What to do:
Extract all lines that hold the string "treated".
:: Entries provided
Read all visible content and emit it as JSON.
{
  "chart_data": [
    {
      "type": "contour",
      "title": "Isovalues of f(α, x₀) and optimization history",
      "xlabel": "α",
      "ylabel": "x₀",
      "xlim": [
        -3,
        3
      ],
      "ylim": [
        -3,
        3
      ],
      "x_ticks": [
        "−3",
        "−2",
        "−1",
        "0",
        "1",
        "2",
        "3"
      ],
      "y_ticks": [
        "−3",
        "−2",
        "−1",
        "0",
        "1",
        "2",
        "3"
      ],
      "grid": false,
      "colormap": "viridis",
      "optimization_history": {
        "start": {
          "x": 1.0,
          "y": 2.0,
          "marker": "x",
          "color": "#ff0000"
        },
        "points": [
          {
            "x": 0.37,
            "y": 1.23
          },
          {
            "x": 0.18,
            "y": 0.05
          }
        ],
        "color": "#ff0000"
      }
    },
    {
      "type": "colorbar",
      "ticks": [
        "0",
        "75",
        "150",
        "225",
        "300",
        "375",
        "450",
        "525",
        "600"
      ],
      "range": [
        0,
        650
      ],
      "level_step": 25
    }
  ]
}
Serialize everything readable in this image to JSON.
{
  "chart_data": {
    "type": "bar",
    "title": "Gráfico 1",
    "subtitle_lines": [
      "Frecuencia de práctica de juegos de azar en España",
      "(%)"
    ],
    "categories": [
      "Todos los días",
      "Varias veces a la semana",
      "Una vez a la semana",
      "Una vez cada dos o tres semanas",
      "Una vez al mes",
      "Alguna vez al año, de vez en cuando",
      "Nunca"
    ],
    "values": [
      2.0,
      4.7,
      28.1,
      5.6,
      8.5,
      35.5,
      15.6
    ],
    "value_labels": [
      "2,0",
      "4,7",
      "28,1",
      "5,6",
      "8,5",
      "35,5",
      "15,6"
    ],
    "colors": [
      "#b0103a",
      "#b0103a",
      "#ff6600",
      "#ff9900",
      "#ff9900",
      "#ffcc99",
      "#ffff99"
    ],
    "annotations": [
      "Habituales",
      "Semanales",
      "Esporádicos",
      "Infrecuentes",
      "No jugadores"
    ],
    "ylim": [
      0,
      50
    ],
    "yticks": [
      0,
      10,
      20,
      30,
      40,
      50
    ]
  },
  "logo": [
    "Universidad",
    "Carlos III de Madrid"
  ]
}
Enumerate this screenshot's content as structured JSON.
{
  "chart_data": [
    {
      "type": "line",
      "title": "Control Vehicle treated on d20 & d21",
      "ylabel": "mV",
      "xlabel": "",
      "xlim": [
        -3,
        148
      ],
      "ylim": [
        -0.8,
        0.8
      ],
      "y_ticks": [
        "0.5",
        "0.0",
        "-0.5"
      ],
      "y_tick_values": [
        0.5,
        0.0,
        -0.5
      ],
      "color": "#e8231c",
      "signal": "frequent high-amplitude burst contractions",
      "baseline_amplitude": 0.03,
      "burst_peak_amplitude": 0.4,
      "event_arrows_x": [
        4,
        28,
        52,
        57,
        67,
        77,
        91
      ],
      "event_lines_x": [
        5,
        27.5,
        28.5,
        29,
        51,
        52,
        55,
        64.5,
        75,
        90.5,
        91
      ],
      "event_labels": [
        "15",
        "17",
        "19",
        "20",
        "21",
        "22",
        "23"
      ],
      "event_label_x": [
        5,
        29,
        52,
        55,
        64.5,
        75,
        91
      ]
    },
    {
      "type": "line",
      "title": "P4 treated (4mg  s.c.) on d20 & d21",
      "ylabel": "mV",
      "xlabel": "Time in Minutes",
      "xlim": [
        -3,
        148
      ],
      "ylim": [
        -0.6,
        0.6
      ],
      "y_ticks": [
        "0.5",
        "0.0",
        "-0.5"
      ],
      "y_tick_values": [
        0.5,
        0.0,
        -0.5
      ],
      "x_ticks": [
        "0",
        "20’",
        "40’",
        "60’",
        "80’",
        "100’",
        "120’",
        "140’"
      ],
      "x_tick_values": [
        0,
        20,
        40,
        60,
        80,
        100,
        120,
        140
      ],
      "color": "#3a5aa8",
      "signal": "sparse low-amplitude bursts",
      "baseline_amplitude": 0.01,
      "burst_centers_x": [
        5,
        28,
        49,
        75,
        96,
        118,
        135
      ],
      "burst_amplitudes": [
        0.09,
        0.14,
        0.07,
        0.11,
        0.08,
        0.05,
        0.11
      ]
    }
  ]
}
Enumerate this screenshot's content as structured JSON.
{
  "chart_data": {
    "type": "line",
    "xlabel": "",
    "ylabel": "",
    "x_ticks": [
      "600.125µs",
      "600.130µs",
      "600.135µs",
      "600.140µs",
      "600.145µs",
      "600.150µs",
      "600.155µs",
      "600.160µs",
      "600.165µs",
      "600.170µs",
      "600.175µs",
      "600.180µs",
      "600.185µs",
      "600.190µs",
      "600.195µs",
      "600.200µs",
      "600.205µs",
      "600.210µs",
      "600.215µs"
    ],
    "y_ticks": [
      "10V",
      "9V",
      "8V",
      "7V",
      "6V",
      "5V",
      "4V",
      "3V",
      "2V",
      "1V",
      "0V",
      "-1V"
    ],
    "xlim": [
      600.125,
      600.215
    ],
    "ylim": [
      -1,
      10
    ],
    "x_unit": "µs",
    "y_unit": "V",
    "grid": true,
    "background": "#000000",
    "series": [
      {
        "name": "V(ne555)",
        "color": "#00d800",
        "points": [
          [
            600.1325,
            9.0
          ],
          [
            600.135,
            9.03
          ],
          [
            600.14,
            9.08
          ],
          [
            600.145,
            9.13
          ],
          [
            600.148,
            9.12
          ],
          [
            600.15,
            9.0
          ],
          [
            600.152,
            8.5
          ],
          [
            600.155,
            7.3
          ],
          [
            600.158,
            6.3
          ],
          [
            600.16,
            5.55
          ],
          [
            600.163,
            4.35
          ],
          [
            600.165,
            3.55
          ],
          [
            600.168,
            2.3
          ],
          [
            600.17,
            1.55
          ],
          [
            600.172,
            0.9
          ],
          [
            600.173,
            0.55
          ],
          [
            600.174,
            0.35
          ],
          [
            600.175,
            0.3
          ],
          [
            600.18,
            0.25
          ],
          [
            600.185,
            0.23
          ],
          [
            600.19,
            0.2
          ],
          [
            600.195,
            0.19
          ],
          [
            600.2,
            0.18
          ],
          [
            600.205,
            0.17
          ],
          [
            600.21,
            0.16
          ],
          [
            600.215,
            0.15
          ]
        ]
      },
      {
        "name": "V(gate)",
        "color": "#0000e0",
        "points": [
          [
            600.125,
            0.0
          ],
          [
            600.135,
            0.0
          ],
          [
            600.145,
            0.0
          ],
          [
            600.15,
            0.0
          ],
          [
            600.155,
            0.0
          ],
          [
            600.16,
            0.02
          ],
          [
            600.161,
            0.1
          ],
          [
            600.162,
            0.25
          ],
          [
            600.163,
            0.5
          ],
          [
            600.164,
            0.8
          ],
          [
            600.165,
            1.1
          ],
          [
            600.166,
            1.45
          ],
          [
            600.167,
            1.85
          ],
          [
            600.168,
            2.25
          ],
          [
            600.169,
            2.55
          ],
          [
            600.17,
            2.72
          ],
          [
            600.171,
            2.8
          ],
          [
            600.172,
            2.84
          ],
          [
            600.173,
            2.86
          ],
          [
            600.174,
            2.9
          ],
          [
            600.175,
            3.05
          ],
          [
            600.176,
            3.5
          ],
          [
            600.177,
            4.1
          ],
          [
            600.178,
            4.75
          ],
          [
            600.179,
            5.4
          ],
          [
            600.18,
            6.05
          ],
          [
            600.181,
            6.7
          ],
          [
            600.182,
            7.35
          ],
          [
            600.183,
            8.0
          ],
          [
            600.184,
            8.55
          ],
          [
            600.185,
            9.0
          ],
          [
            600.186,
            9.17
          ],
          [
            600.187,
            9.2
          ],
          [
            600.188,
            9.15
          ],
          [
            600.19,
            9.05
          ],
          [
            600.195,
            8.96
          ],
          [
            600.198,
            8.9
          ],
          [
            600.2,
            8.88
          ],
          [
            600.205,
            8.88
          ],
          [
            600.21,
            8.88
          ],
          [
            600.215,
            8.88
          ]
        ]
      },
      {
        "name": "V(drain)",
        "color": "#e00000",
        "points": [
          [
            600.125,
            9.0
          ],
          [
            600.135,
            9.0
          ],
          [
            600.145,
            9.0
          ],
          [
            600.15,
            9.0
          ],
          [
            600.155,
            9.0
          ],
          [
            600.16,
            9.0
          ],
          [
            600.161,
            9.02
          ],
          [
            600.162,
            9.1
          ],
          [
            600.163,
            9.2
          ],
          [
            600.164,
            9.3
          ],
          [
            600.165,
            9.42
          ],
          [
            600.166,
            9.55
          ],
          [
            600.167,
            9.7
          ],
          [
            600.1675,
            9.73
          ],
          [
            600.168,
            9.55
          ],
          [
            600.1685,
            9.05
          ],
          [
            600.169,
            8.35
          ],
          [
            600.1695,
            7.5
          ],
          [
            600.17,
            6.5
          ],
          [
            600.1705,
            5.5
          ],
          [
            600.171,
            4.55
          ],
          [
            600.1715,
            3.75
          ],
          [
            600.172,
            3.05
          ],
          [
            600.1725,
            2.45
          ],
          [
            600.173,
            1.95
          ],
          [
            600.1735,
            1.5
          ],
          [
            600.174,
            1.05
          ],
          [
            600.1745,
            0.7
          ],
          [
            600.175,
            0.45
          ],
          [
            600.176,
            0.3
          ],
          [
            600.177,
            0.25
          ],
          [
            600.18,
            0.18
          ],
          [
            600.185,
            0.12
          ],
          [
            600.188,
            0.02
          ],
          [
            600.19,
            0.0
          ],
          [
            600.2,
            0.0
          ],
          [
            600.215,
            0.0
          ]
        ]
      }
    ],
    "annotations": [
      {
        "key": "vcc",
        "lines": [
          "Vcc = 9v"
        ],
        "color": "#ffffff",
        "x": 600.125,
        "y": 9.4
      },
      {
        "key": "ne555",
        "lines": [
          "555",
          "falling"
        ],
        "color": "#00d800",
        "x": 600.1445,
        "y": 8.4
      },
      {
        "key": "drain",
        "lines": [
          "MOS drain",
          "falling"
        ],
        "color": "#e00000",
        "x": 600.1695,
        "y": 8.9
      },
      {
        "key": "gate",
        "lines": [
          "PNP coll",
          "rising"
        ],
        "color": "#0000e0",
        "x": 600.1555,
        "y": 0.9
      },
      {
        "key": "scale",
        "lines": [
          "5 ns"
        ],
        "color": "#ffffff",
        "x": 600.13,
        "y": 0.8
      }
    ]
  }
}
::::
Written reply:
      "title": "Control Vehicle treated on d20 & d21",
      "title": "P4 treated (4mg  s.c.) on d20 & d21",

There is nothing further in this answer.